▶ [Objective]: Lay out every line of the material below as a JSON list of strings, one string per line, and leave out blank lines.

- - -

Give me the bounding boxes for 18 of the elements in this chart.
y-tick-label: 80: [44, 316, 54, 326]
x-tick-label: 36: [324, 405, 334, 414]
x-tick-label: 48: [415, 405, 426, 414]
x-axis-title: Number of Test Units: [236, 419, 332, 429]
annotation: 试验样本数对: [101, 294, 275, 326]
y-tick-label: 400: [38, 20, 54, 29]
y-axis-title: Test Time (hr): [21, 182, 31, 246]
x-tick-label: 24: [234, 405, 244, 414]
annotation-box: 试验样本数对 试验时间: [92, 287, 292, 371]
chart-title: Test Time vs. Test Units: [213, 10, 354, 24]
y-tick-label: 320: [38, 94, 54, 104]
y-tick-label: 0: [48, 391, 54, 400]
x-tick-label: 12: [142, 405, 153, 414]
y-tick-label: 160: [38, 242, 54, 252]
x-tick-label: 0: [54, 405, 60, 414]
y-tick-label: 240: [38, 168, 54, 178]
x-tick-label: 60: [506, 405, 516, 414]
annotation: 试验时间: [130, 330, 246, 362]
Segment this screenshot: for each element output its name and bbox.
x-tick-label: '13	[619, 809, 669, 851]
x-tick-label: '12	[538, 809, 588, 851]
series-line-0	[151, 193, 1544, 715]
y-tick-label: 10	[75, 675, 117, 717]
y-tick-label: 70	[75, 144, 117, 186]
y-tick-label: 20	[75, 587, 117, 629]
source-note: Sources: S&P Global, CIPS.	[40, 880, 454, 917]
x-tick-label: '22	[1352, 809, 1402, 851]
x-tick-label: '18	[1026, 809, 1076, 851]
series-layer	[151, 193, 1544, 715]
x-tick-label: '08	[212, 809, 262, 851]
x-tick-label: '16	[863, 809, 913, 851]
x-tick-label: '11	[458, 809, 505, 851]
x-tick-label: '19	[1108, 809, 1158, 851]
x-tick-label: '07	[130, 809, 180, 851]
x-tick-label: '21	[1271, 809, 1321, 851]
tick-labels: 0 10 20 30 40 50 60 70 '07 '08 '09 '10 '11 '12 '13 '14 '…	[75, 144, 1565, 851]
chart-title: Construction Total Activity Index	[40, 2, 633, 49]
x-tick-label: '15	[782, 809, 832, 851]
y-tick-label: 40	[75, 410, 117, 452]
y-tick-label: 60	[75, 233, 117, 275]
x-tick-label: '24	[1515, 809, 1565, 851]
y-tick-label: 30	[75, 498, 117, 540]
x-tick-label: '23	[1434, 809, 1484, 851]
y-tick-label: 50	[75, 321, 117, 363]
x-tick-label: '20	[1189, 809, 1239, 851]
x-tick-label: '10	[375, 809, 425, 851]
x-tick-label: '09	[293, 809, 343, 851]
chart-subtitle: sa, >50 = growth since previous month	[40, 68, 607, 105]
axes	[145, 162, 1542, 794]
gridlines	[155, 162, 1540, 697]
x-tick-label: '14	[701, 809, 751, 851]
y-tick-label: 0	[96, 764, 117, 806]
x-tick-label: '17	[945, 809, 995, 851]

- - -

▶ [The answer]:
[
  "Give me the bounding boxes for 18 of the elements in this chart.",
  "y-tick-label: 80: [44, 316, 54, 326]",
  "x-tick-label: 36: [324, 405, 334, 414]",
  "x-tick-label: 48: [415, 405, 426, 414]",
  "x-axis-title: Number of Test Units: [236, 419, 332, 429]",
  "annotation: 试验样本数对: [101, 294, 275, 326]",
  "y-tick-label: 400: [38, 20, 54, 29]",
  "y-axis-title: Test Time (hr): [21, 182, 31, 246]",
  "x-tick-label: 24: [234, 405, 244, 414]",
  "annotation-box: 试验样本数对 试验时间: [92, 287, 292, 371]",
  "chart-title: Test Time vs. Test Units: [213, 10, 354, 24]",
  "y-tick-label: 320: [38, 94, 54, 104]",
  "y-tick-label: 0: [48, 391, 54, 400]",
  "x-tick-label: 12: [142, 405, 153, 414]",
  "y-tick-label: 160: [38, 242, 54, 252]",
  "x-tick-label: 0: [54, 405, 60, 414]",
  "y-tick-label: 240: [38, 168, 54, 178]",
  "x-tick-label: 60: [506, 405, 516, 414]",
  "annotation: 试验时间: [130, 330, 246, 362]",
  "Segment this screenshot: for each element output its name and bbox.",
  "x-tick-label: '13\t[619, 809, 669, 851]",
  "x-tick-label: '12\t[538, 809, 588, 851]",
  "series-line-0\t[151, 193, 1544, 715]",
  "y-tick-label: 10\t[75, 675, 117, 717]",
  "y-tick-label: 70\t[75, 144, 117, 186]",
  "y-tick-label: 20\t[75, 587, 117, 629]",
  "source-note: Sources: S&P Global, CIPS.\t[40, 880, 454, 917]",
  "x-tick-label: '22\t[1352, 809, 1402, 851]",
  "x-tick-label: '18\t[1026, 809, 1076, 851]",
  "series-layer\t[151, 193, 1544, 715]",
  "x-tick-label: '08\t[212, 809, 262, 851]",
  "x-tick-label: '16\t[863, 809, 913, 851]",
  "x-tick-label: '11\t[458, 809, 505, 851]",
  "x-tick-label: '19\t[1108, 809, 1158, 851]",
  "x-tick-label: '07\t[130, 809, 180, 851]",
  "x-tick-label: '21\t[1271, 809, 1321, 851]",
  "tick-labels: 0 10 20 30 40 50 60 70 '07 '08 '09 '10 '11 '12 '13 '14 '…\t[75, 144, 1565, 851]",
  "chart-title: Construction Total Activity Index\t[40, 2, 633, 49]",
  "x-tick-label: '15\t[782, 809, 832, 851]",
  "y-tick-label: 40\t[75, 410, 117, 452]",
  "y-tick-label: 60\t[75, 233, 117, 275]",
  "x-tick-label: '24\t[1515, 809, 1565, 851]",
  "y-tick-label: 30\t[75, 498, 117, 540]",
  "x-tick-label: '23\t[1434, 809, 1484, 851]",
  "y-tick-label: 50\t[75, 321, 117, 363]",
  "x-tick-label: '20\t[1189, 809, 1239, 851]",
  "x-tick-label: '10\t[375, 809, 425, 851]",
  "x-tick-label: '09\t[293, 809, 343, 851]",
  "chart-subtitle: sa, >50 = growth since previous month\t[40, 68, 607, 105]",
  "axes\t[145, 162, 1542, 794]",
  "gridlines\t[155, 162, 1540, 697]",
  "x-tick-label: '14\t[701, 809, 751, 851]",
  "y-tick-label: 0\t[96, 764, 117, 806]",
  "x-tick-label: '17\t[945, 809, 995, 851]"
]